What you need to do:
Return every record below exactly as written, but leave out the pictures.

Exercise material:
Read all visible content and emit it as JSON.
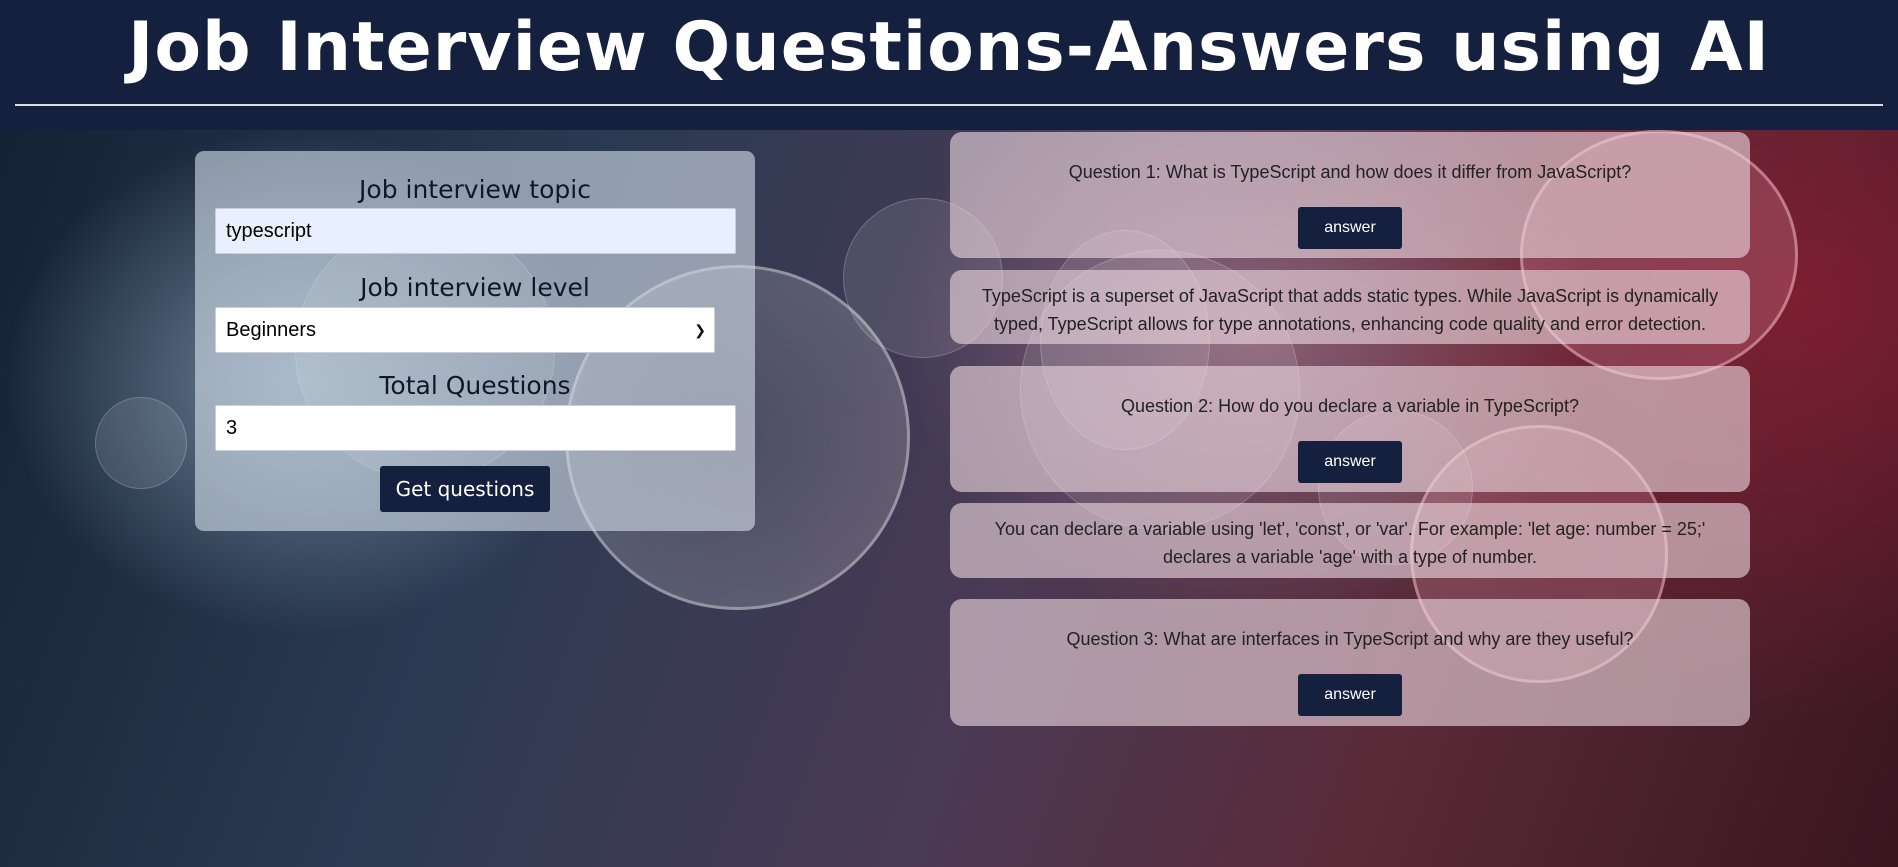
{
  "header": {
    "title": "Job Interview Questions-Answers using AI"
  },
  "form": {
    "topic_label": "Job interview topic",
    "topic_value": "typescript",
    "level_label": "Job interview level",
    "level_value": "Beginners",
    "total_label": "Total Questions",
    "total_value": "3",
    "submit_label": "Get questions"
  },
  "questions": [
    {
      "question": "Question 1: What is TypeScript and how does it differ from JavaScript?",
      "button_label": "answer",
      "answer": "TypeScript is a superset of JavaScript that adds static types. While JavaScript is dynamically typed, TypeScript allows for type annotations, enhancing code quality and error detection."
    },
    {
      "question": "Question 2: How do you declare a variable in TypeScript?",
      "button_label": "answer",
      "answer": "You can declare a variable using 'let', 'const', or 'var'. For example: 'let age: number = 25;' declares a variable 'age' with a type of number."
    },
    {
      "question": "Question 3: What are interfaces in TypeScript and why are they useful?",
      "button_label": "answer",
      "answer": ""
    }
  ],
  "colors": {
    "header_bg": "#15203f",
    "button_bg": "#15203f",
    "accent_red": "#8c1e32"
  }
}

Answer in full:
Read all visible content and emit it as JSON.
{
  "header": {
    "title": "Job Interview Questions-Answers using AI"
  },
  "form": {
    "topic_label": "Job interview topic",
    "topic_value": "typescript",
    "level_label": "Job interview level",
    "level_value": "Beginners",
    "total_label": "Total Questions",
    "total_value": "3",
    "submit_label": "Get questions"
  },
  "questions": [
    {
      "question": "Question 1: What is TypeScript and how does it differ from JavaScript?",
      "button_label": "answer",
      "answer": "TypeScript is a superset of JavaScript that adds static types. While JavaScript is dynamically typed, TypeScript allows for type annotations, enhancing code quality and error detection."
    },
    {
      "question": "Question 2: How do you declare a variable in TypeScript?",
      "button_label": "answer",
      "answer": "You can declare a variable using 'let', 'const', or 'var'. For example: 'let age: number = 25;' declares a variable 'age' with a type of number."
    },
    {
      "question": "Question 3: What are interfaces in TypeScript and why are they useful?",
      "button_label": "answer",
      "answer": ""
    }
  ],
  "colors": {
    "header_bg": "#15203f",
    "button_bg": "#15203f",
    "accent_red": "#8c1e32"
  }
}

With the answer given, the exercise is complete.